Records from a dataset:
_____

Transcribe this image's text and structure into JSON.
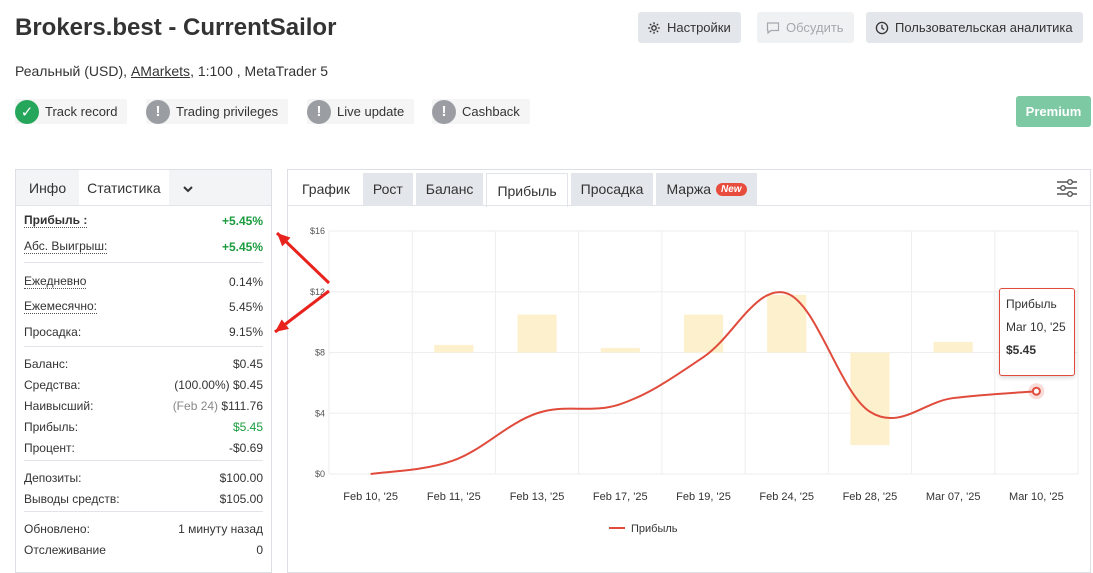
{
  "header": {
    "title": "Brokers.best - CurrentSailor",
    "subtitle_prefix": "Реальный (USD), ",
    "subtitle_link": "AMarkets",
    "subtitle_suffix": ", 1:100 , MetaTrader 5",
    "settings_label": "Настройки",
    "discuss_label": "Обсудить",
    "analytics_label": "Пользовательская аналитика"
  },
  "badges": [
    {
      "label": "Track record",
      "status": "check"
    },
    {
      "label": "Trading privileges",
      "status": "exclamation"
    },
    {
      "label": "Live update",
      "status": "exclamation"
    },
    {
      "label": "Cashback",
      "status": "exclamation"
    }
  ],
  "premium_label": "Premium",
  "left_panel": {
    "tabs": [
      "Инфо",
      "Статистика"
    ],
    "active_tab": "Статистика",
    "rows": {
      "profit_label": "Прибыль :",
      "profit_value": "+5.45%",
      "abs_label": "Абс. Выигрыш:",
      "abs_value": "+5.45%",
      "daily_label": "Ежедневно",
      "daily_value": "0.14%",
      "monthly_label": "Ежемесячно:",
      "monthly_value": "5.45%",
      "drawdown_label": "Просадка:",
      "drawdown_value": "9.15%",
      "balance_label": "Баланс:",
      "balance_value": "$0.45",
      "equity_label": "Средства:",
      "equity_pct": "(100.00%)",
      "equity_value": "$0.45",
      "highest_label": "Наивысший:",
      "highest_date": "(Feb 24)",
      "highest_value": "$111.76",
      "profit2_label": "Прибыль:",
      "profit2_value": "$5.45",
      "percent_label": "Процент:",
      "percent_value": "-$0.69",
      "deposits_label": "Депозиты:",
      "deposits_value": "$100.00",
      "withdrawals_label": "Выводы средств:",
      "withdrawals_value": "$105.00",
      "updated_label": "Обновлено:",
      "updated_value": "1 минуту назад",
      "tracking_label": "Отслеживание",
      "tracking_value": "0"
    }
  },
  "right_panel": {
    "tabs": [
      {
        "label": "График",
        "style": "plain"
      },
      {
        "label": "Рост",
        "style": "normal"
      },
      {
        "label": "Баланс",
        "style": "normal"
      },
      {
        "label": "Прибыль",
        "style": "active"
      },
      {
        "label": "Просадка",
        "style": "normal"
      },
      {
        "label": "Маржа",
        "style": "normal",
        "badge": "New"
      }
    ]
  },
  "tooltip": {
    "series": "Прибыль",
    "date": "Mar 10, '25",
    "value": "$5.45"
  },
  "colors": {
    "line": "#e04b3c",
    "bar": "#fdf0cc",
    "green": "#1a9b3e",
    "premium": "#7cc9a4"
  },
  "chart_data": {
    "type": "line",
    "categories": [
      "Feb 10, '25",
      "Feb 11, '25",
      "Feb 13, '25",
      "Feb 17, '25",
      "Feb 19, '25",
      "Feb 24, '25",
      "Feb 28, '25",
      "Mar 07, '25",
      "Mar 10, '25"
    ],
    "y_ticks": [
      "$0",
      "$4",
      "$8",
      "$12",
      "$16"
    ],
    "ylim": [
      0,
      16
    ],
    "grid": true,
    "legend": "bottom",
    "series": [
      {
        "name": "Прибыль",
        "type": "line",
        "values": [
          0.0,
          0.9,
          4.0,
          4.6,
          7.7,
          11.9,
          4.1,
          5.0,
          5.45
        ]
      }
    ],
    "bars": {
      "categories": [
        "Feb 11, '25",
        "Feb 13, '25",
        "Feb 17, '25",
        "Feb 19, '25",
        "Feb 24, '25",
        "Feb 28, '25",
        "Mar 07, '25"
      ],
      "ranges": [
        [
          8.0,
          8.5
        ],
        [
          8.0,
          10.5
        ],
        [
          8.0,
          8.3
        ],
        [
          8.0,
          10.5
        ],
        [
          8.0,
          11.8
        ],
        [
          1.9,
          8.0
        ],
        [
          8.0,
          8.7
        ]
      ]
    }
  }
}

_____

**YOUR INSTRUCTIONS**
Exclude the pictures and transcribe all of the entries exactly.

**SOLUTION TO THE EXERCISE**
Transcribe this image's text and structure into JSON.
{
  "header": {
    "title": "Brokers.best - CurrentSailor",
    "subtitle_prefix": "Реальный (USD), ",
    "subtitle_link": "AMarkets",
    "subtitle_suffix": ", 1:100 , MetaTrader 5",
    "settings_label": "Настройки",
    "discuss_label": "Обсудить",
    "analytics_label": "Пользовательская аналитика"
  },
  "badges": [
    {
      "label": "Track record",
      "status": "check"
    },
    {
      "label": "Trading privileges",
      "status": "exclamation"
    },
    {
      "label": "Live update",
      "status": "exclamation"
    },
    {
      "label": "Cashback",
      "status": "exclamation"
    }
  ],
  "premium_label": "Premium",
  "left_panel": {
    "tabs": [
      "Инфо",
      "Статистика"
    ],
    "active_tab": "Статистика",
    "rows": {
      "profit_label": "Прибыль :",
      "profit_value": "+5.45%",
      "abs_label": "Абс. Выигрыш:",
      "abs_value": "+5.45%",
      "daily_label": "Ежедневно",
      "daily_value": "0.14%",
      "monthly_label": "Ежемесячно:",
      "monthly_value": "5.45%",
      "drawdown_label": "Просадка:",
      "drawdown_value": "9.15%",
      "balance_label": "Баланс:",
      "balance_value": "$0.45",
      "equity_label": "Средства:",
      "equity_pct": "(100.00%)",
      "equity_value": "$0.45",
      "highest_label": "Наивысший:",
      "highest_date": "(Feb 24)",
      "highest_value": "$111.76",
      "profit2_label": "Прибыль:",
      "profit2_value": "$5.45",
      "percent_label": "Процент:",
      "percent_value": "-$0.69",
      "deposits_label": "Депозиты:",
      "deposits_value": "$100.00",
      "withdrawals_label": "Выводы средств:",
      "withdrawals_value": "$105.00",
      "updated_label": "Обновлено:",
      "updated_value": "1 минуту назад",
      "tracking_label": "Отслеживание",
      "tracking_value": "0"
    }
  },
  "right_panel": {
    "tabs": [
      {
        "label": "График",
        "style": "plain"
      },
      {
        "label": "Рост",
        "style": "normal"
      },
      {
        "label": "Баланс",
        "style": "normal"
      },
      {
        "label": "Прибыль",
        "style": "active"
      },
      {
        "label": "Просадка",
        "style": "normal"
      },
      {
        "label": "Маржа",
        "style": "normal",
        "badge": "New"
      }
    ]
  },
  "tooltip": {
    "series": "Прибыль",
    "date": "Mar 10, '25",
    "value": "$5.45"
  },
  "colors": {
    "line": "#e04b3c",
    "bar": "#fdf0cc",
    "green": "#1a9b3e",
    "premium": "#7cc9a4"
  },
  "chart_data": {
    "type": "line",
    "categories": [
      "Feb 10, '25",
      "Feb 11, '25",
      "Feb 13, '25",
      "Feb 17, '25",
      "Feb 19, '25",
      "Feb 24, '25",
      "Feb 28, '25",
      "Mar 07, '25",
      "Mar 10, '25"
    ],
    "y_ticks": [
      "$0",
      "$4",
      "$8",
      "$12",
      "$16"
    ],
    "ylim": [
      0,
      16
    ],
    "grid": true,
    "legend": "bottom",
    "series": [
      {
        "name": "Прибыль",
        "type": "line",
        "values": [
          0.0,
          0.9,
          4.0,
          4.6,
          7.7,
          11.9,
          4.1,
          5.0,
          5.45
        ]
      }
    ],
    "bars": {
      "categories": [
        "Feb 11, '25",
        "Feb 13, '25",
        "Feb 17, '25",
        "Feb 19, '25",
        "Feb 24, '25",
        "Feb 28, '25",
        "Mar 07, '25"
      ],
      "ranges": [
        [
          8.0,
          8.5
        ],
        [
          8.0,
          10.5
        ],
        [
          8.0,
          8.3
        ],
        [
          8.0,
          10.5
        ],
        [
          8.0,
          11.8
        ],
        [
          1.9,
          8.0
        ],
        [
          8.0,
          8.7
        ]
      ]
    }
  }
}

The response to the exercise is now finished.